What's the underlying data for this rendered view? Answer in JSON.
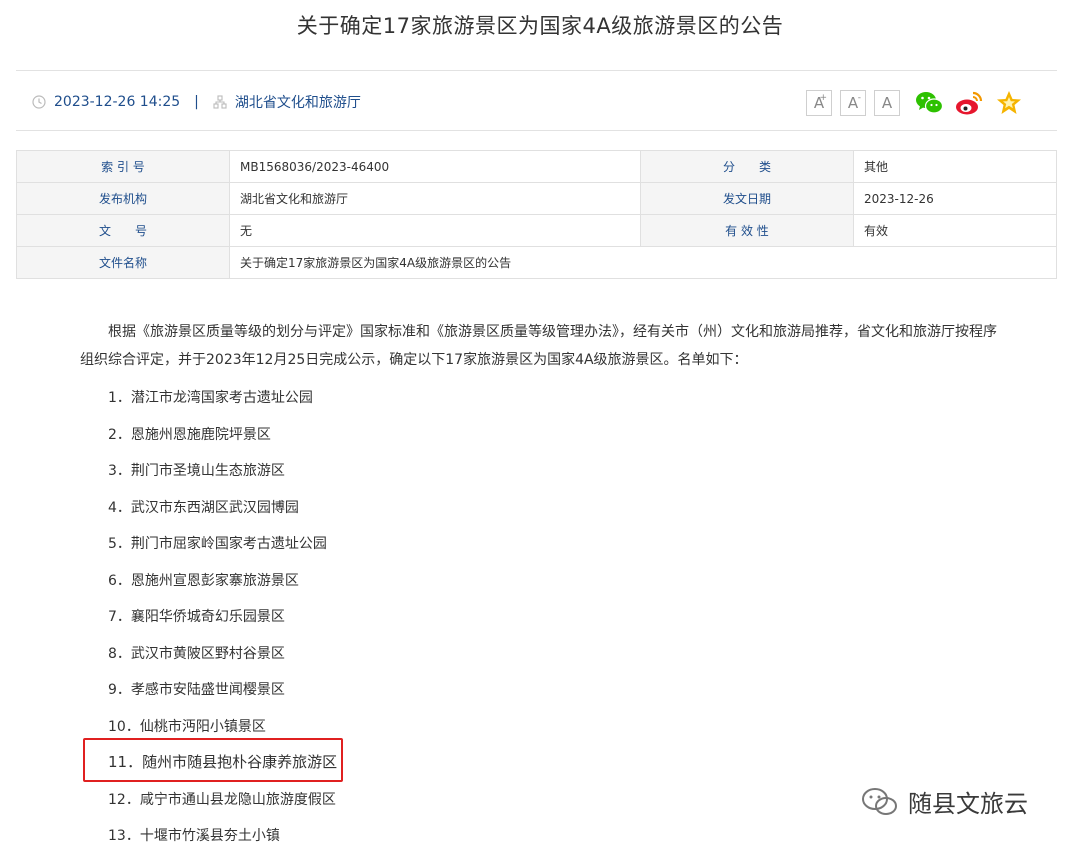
{
  "title": "关于确定17家旅游景区为国家4A级旅游景区的公告",
  "meta": {
    "datetime": "2023-12-26 14:25",
    "separator": "|",
    "source": "湖北省文化和旅游厅",
    "font_buttons": [
      "A",
      "A",
      "A"
    ],
    "font_button_sups": [
      "+",
      "-",
      ""
    ]
  },
  "info": {
    "rows": [
      {
        "l1": "索 引 号",
        "v1": "MB1568036/2023-46400",
        "l2": "分　　类",
        "v2": "其他"
      },
      {
        "l1": "发布机构",
        "v1": "湖北省文化和旅游厅",
        "l2": "发文日期",
        "v2": "2023-12-26"
      },
      {
        "l1": "文　　号",
        "v1": "无",
        "l2": "有 效 性",
        "v2": "有效"
      }
    ],
    "name_label": "文件名称",
    "name_value": "关于确定17家旅游景区为国家4A级旅游景区的公告"
  },
  "body": {
    "paragraph": "根据《旅游景区质量等级的划分与评定》国家标准和《旅游景区质量等级管理办法》，经有关市（州）文化和旅游局推荐，省文化和旅游厅按程序组织综合评定，并于2023年12月25日完成公示，确定以下17家旅游景区为国家4A级旅游景区。名单如下：",
    "items": [
      "1．潜江市龙湾国家考古遗址公园",
      "2．恩施州恩施鹿院坪景区",
      "3．荆门市圣境山生态旅游区",
      "4．武汉市东西湖区武汉园博园",
      "5．荆门市屈家岭国家考古遗址公园",
      "6．恩施州宣恩彭家寨旅游景区",
      "7．襄阳华侨城奇幻乐园景区",
      "8．武汉市黄陂区野村谷景区",
      "9．孝感市安陆盛世闻樱景区",
      "10．仙桃市沔阳小镇景区",
      "11．随州市随县抱朴谷康养旅游区",
      "12．咸宁市通山县龙隐山旅游度假区",
      "13．十堰市竹溪县夯土小镇"
    ]
  },
  "watermark": "随县文旅云",
  "colors": {
    "accent": "#1f4e8c",
    "highlight": "#e02020",
    "wechat": "#2dc100",
    "weibo": "#e6162d",
    "star": "#f5b400"
  }
}
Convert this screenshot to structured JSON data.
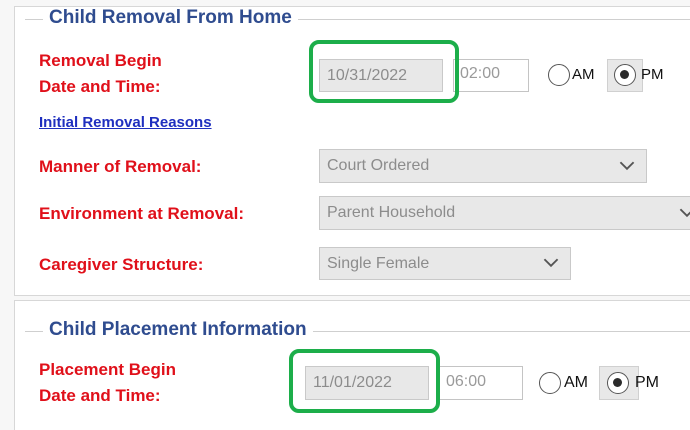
{
  "removal": {
    "legend": "Child Removal From Home",
    "begin_label_line1": "Removal Begin",
    "begin_label_line2": "Date and Time:",
    "date": "10/31/2022",
    "time": "02:00",
    "am": "AM",
    "pm": "PM",
    "initial_reasons_link": "Initial Removal Reasons",
    "manner_label": "Manner of Removal:",
    "manner_value": "Court Ordered",
    "environment_label": "Environment at Removal:",
    "environment_value": "Parent Household",
    "caregiver_label": "Caregiver Structure:",
    "caregiver_value": "Single Female"
  },
  "placement": {
    "legend": "Child Placement Information",
    "begin_label_line1": "Placement Begin",
    "begin_label_line2": "Date and Time:",
    "date": "11/01/2022",
    "time": "06:00",
    "am": "AM",
    "pm": "PM"
  },
  "colors": {
    "legend": "#2f4c8f",
    "required_label": "#e0101a",
    "link": "#1f2fbf",
    "highlight": "#1cae4a"
  }
}
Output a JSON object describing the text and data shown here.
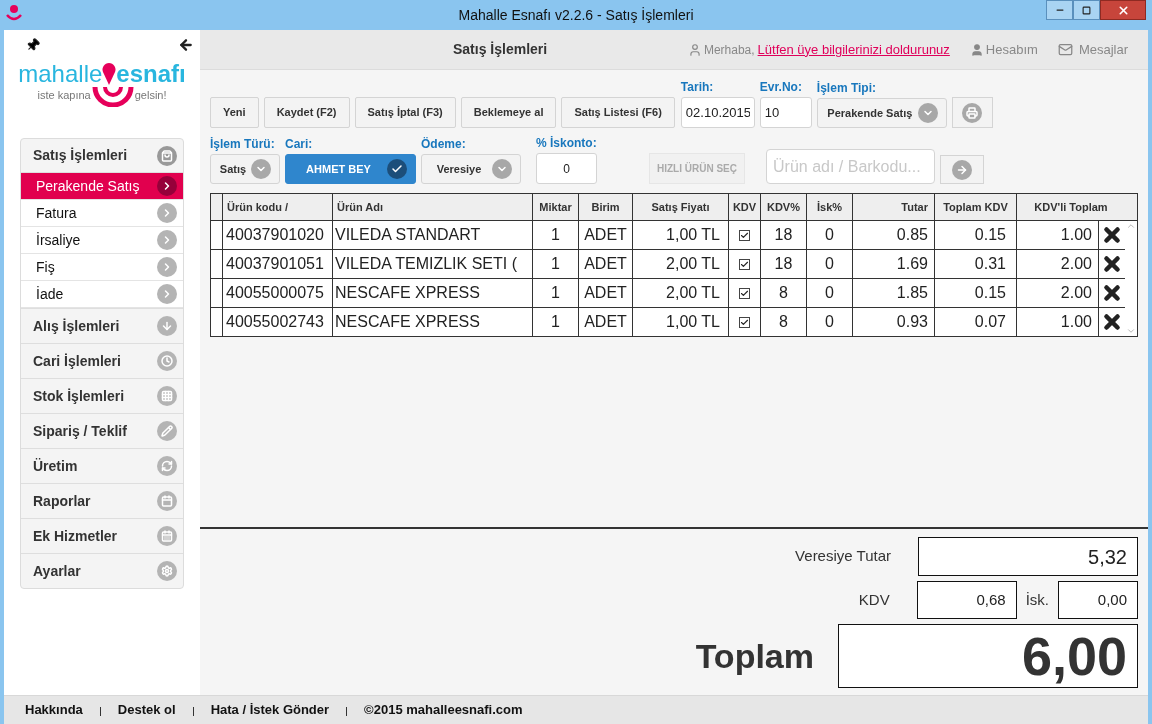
{
  "window": {
    "title": "Mahalle Esnafı v2.2.6 - Satış İşlemleri"
  },
  "sidebar": {
    "logo": {
      "word_1": "mahalle",
      "word_2": "esnafı",
      "tagline_1": "iste kapına",
      "tagline_2": "gelsin!"
    },
    "sections": [
      {
        "label": "Satış İşlemleri",
        "expanded": true,
        "items": [
          {
            "label": "Perakende Satış",
            "selected": true
          },
          {
            "label": "Fatura",
            "selected": false
          },
          {
            "label": "İrsaliye",
            "selected": false
          },
          {
            "label": "Fiş",
            "selected": false
          },
          {
            "label": "İade",
            "selected": false
          }
        ]
      },
      {
        "label": "Alış İşlemleri",
        "expanded": false
      },
      {
        "label": "Cari İşlemleri",
        "expanded": false
      },
      {
        "label": "Stok İşlemleri",
        "expanded": false
      },
      {
        "label": "Sipariş / Teklif",
        "expanded": false
      },
      {
        "label": "Üretim",
        "expanded": false
      },
      {
        "label": "Raporlar",
        "expanded": false
      },
      {
        "label": "Ek Hizmetler",
        "expanded": false
      },
      {
        "label": "Ayarlar",
        "expanded": false
      }
    ]
  },
  "header": {
    "title": "Satış İşlemleri",
    "greeting": "Merhaba,",
    "profile_link": "Lütfen üye bilgilerinizi doldurunuz",
    "account": "Hesabım",
    "messages": "Mesajlar"
  },
  "toolbar": {
    "buttons": [
      "Yeni",
      "Kaydet (F2)",
      "Satış İptal (F3)",
      "Beklemeye al",
      "Satış Listesi (F6)"
    ],
    "date": {
      "label": "Tarih:",
      "value": "02.10.2015"
    },
    "doc_no": {
      "label": "Evr.No:",
      "value": "10"
    },
    "type": {
      "label": "İşlem Tipi:",
      "value": "Perakende Satış"
    }
  },
  "filters": {
    "kind": {
      "label": "İşlem Türü:",
      "value": "Satış"
    },
    "account": {
      "label": "Cari:",
      "value": "AHMET BEY"
    },
    "payment": {
      "label": "Ödeme:",
      "value": "Veresiye"
    },
    "discount": {
      "label": "% İskonto:",
      "value": "0"
    },
    "quick_button": {
      "label": "HIZLI ÜRÜN SEÇ",
      "disabled": true
    },
    "search": {
      "placeholder": "Ürün adı / Barkodu..."
    }
  },
  "table": {
    "columns": [
      "Ürün kodu /",
      "Ürün Adı",
      "Miktar",
      "Birim",
      "Satış Fiyatı",
      "KDV",
      "KDV%",
      "İsk%",
      "Tutar",
      "Toplam KDV",
      "KDV'li Toplam"
    ],
    "rows": [
      {
        "code": "40037901020",
        "name": "VILEDA STANDART",
        "qty": "1",
        "unit": "ADET",
        "price": "1,00 TL",
        "vat": true,
        "vat_rate": "18",
        "discount": "0",
        "amount": "0.85",
        "vat_total": "0.15",
        "total": "1.00"
      },
      {
        "code": "40037901051",
        "name": "VILEDA TEMIZLIK SETI (",
        "qty": "1",
        "unit": "ADET",
        "price": "2,00 TL",
        "vat": true,
        "vat_rate": "18",
        "discount": "0",
        "amount": "1.69",
        "vat_total": "0.31",
        "total": "2.00"
      },
      {
        "code": "40055000075",
        "name": "NESCAFE XPRESS",
        "qty": "1",
        "unit": "ADET",
        "price": "2,00 TL",
        "vat": true,
        "vat_rate": "8",
        "discount": "0",
        "amount": "1.85",
        "vat_total": "0.15",
        "total": "2.00"
      },
      {
        "code": "40055002743",
        "name": "NESCAFE XPRESS",
        "qty": "1",
        "unit": "ADET",
        "price": "1,00 TL",
        "vat": true,
        "vat_rate": "8",
        "discount": "0",
        "amount": "0.93",
        "vat_total": "0.07",
        "total": "1.00"
      }
    ]
  },
  "summary": {
    "credit_label": "Veresiye Tutar",
    "credit_value": "5,32",
    "vat_label": "KDV",
    "vat_value": "0,68",
    "discount_label": "İsk.",
    "discount_value": "0,00",
    "total_label": "Toplam",
    "total_value": "6,00"
  },
  "footer": {
    "links": [
      "Hakkında",
      "Destek ol",
      "Hata / İstek Gönder"
    ],
    "copyright": "©2015 mahalleesnafi.com"
  }
}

__AIM__: Reproduce each line of the records exactly, and omit every picture.

__FINAL RESULT__:
What's the underlying data for this rendered view? Answer in JSON.
{
  "title": "关于确定17家旅游景区为国家4A级旅游景区的公告",
  "meta": {
    "datetime": "2023-12-26 14:25",
    "separator": "|",
    "source": "湖北省文化和旅游厅",
    "font_buttons": [
      "A",
      "A",
      "A"
    ],
    "font_button_sups": [
      "+",
      "-",
      ""
    ]
  },
  "info": {
    "rows": [
      {
        "l1": "索 引 号",
        "v1": "MB1568036/2023-46400",
        "l2": "分　　类",
        "v2": "其他"
      },
      {
        "l1": "发布机构",
        "v1": "湖北省文化和旅游厅",
        "l2": "发文日期",
        "v2": "2023-12-26"
      },
      {
        "l1": "文　　号",
        "v1": "无",
        "l2": "有 效 性",
        "v2": "有效"
      }
    ],
    "name_label": "文件名称",
    "name_value": "关于确定17家旅游景区为国家4A级旅游景区的公告"
  },
  "body": {
    "paragraph": "根据《旅游景区质量等级的划分与评定》国家标准和《旅游景区质量等级管理办法》，经有关市（州）文化和旅游局推荐，省文化和旅游厅按程序组织综合评定，并于2023年12月25日完成公示，确定以下17家旅游景区为国家4A级旅游景区。名单如下：",
    "items": [
      "1．潜江市龙湾国家考古遗址公园",
      "2．恩施州恩施鹿院坪景区",
      "3．荆门市圣境山生态旅游区",
      "4．武汉市东西湖区武汉园博园",
      "5．荆门市屈家岭国家考古遗址公园",
      "6．恩施州宣恩彭家寨旅游景区",
      "7．襄阳华侨城奇幻乐园景区",
      "8．武汉市黄陂区野村谷景区",
      "9．孝感市安陆盛世闻樱景区",
      "10．仙桃市沔阳小镇景区",
      "11．随州市随县抱朴谷康养旅游区",
      "12．咸宁市通山县龙隐山旅游度假区",
      "13．十堰市竹溪县夯土小镇"
    ]
  },
  "watermark": "随县文旅云",
  "colors": {
    "accent": "#1f4e8c",
    "highlight": "#e02020",
    "wechat": "#2dc100",
    "weibo": "#e6162d",
    "star": "#f5b400"
  }
}
Convert this screenshot to structured JSON data.
{
  "removal": {
    "legend": "Child Removal From Home",
    "begin_label_line1": "Removal Begin",
    "begin_label_line2": "Date and Time:",
    "date": "10/31/2022",
    "time": "02:00",
    "am": "AM",
    "pm": "PM",
    "initial_reasons_link": "Initial Removal Reasons",
    "manner_label": "Manner of Removal:",
    "manner_value": "Court Ordered",
    "environment_label": "Environment at Removal:",
    "environment_value": "Parent Household",
    "caregiver_label": "Caregiver Structure:",
    "caregiver_value": "Single Female"
  },
  "placement": {
    "legend": "Child Placement Information",
    "begin_label_line1": "Placement Begin",
    "begin_label_line2": "Date and Time:",
    "date": "11/01/2022",
    "time": "06:00",
    "am": "AM",
    "pm": "PM"
  },
  "colors": {
    "legend": "#2f4c8f",
    "required_label": "#e0101a",
    "link": "#1f2fbf",
    "highlight": "#1cae4a"
  }
}
Output a JSON object describing the text and data shown here.
{
  "window": {
    "title": "Mahalle Esnafı v2.2.6 - Satış İşlemleri"
  },
  "sidebar": {
    "logo": {
      "word_1": "mahalle",
      "word_2": "esnafı",
      "tagline_1": "iste kapına",
      "tagline_2": "gelsin!"
    },
    "sections": [
      {
        "label": "Satış İşlemleri",
        "expanded": true,
        "items": [
          {
            "label": "Perakende Satış",
            "selected": true
          },
          {
            "label": "Fatura",
            "selected": false
          },
          {
            "label": "İrsaliye",
            "selected": false
          },
          {
            "label": "Fiş",
            "selected": false
          },
          {
            "label": "İade",
            "selected": false
          }
        ]
      },
      {
        "label": "Alış İşlemleri",
        "expanded": false
      },
      {
        "label": "Cari İşlemleri",
        "expanded": false
      },
      {
        "label": "Stok İşlemleri",
        "expanded": false
      },
      {
        "label": "Sipariş / Teklif",
        "expanded": false
      },
      {
        "label": "Üretim",
        "expanded": false
      },
      {
        "label": "Raporlar",
        "expanded": false
      },
      {
        "label": "Ek Hizmetler",
        "expanded": false
      },
      {
        "label": "Ayarlar",
        "expanded": false
      }
    ]
  },
  "header": {
    "title": "Satış İşlemleri",
    "greeting": "Merhaba,",
    "profile_link": "Lütfen üye bilgilerinizi doldurunuz",
    "account": "Hesabım",
    "messages": "Mesajlar"
  },
  "toolbar": {
    "buttons": [
      "Yeni",
      "Kaydet (F2)",
      "Satış İptal (F3)",
      "Beklemeye al",
      "Satış Listesi (F6)"
    ],
    "date": {
      "label": "Tarih:",
      "value": "02.10.2015"
    },
    "doc_no": {
      "label": "Evr.No:",
      "value": "10"
    },
    "type": {
      "label": "İşlem Tipi:",
      "value": "Perakende Satış"
    }
  },
  "filters": {
    "kind": {
      "label": "İşlem Türü:",
      "value": "Satış"
    },
    "account": {
      "label": "Cari:",
      "value": "AHMET BEY"
    },
    "payment": {
      "label": "Ödeme:",
      "value": "Veresiye"
    },
    "discount": {
      "label": "% İskonto:",
      "value": "0"
    },
    "quick_button": {
      "label": "HIZLI ÜRÜN SEÇ",
      "disabled": true
    },
    "search": {
      "placeholder": "Ürün adı / Barkodu..."
    }
  },
  "table": {
    "columns": [
      "Ürün kodu /",
      "Ürün Adı",
      "Miktar",
      "Birim",
      "Satış Fiyatı",
      "KDV",
      "KDV%",
      "İsk%",
      "Tutar",
      "Toplam KDV",
      "KDV'li Toplam"
    ],
    "rows": [
      {
        "code": "40037901020",
        "name": "VILEDA STANDART",
        "qty": "1",
        "unit": "ADET",
        "price": "1,00 TL",
        "vat": true,
        "vat_rate": "18",
        "discount": "0",
        "amount": "0.85",
        "vat_total": "0.15",
        "total": "1.00"
      },
      {
        "code": "40037901051",
        "name": "VILEDA TEMIZLIK SETI (",
        "qty": "1",
        "unit": "ADET",
        "price": "2,00 TL",
        "vat": true,
        "vat_rate": "18",
        "discount": "0",
        "amount": "1.69",
        "vat_total": "0.31",
        "total": "2.00"
      },
      {
        "code": "40055000075",
        "name": "NESCAFE XPRESS",
        "qty": "1",
        "unit": "ADET",
        "price": "2,00 TL",
        "vat": true,
        "vat_rate": "8",
        "discount": "0",
        "amount": "1.85",
        "vat_total": "0.15",
        "total": "2.00"
      },
      {
        "code": "40055002743",
        "name": "NESCAFE XPRESS",
        "qty": "1",
        "unit": "ADET",
        "price": "1,00 TL",
        "vat": true,
        "vat_rate": "8",
        "discount": "0",
        "amount": "0.93",
        "vat_total": "0.07",
        "total": "1.00"
      }
    ]
  },
  "summary": {
    "credit_label": "Veresiye Tutar",
    "credit_value": "5,32",
    "vat_label": "KDV",
    "vat_value": "0,68",
    "discount_label": "İsk.",
    "discount_value": "0,00",
    "total_label": "Toplam",
    "total_value": "6,00"
  },
  "footer": {
    "links": [
      "Hakkında",
      "Destek ol",
      "Hata / İstek Gönder"
    ],
    "copyright": "©2015 mahalleesnafi.com"
  }
}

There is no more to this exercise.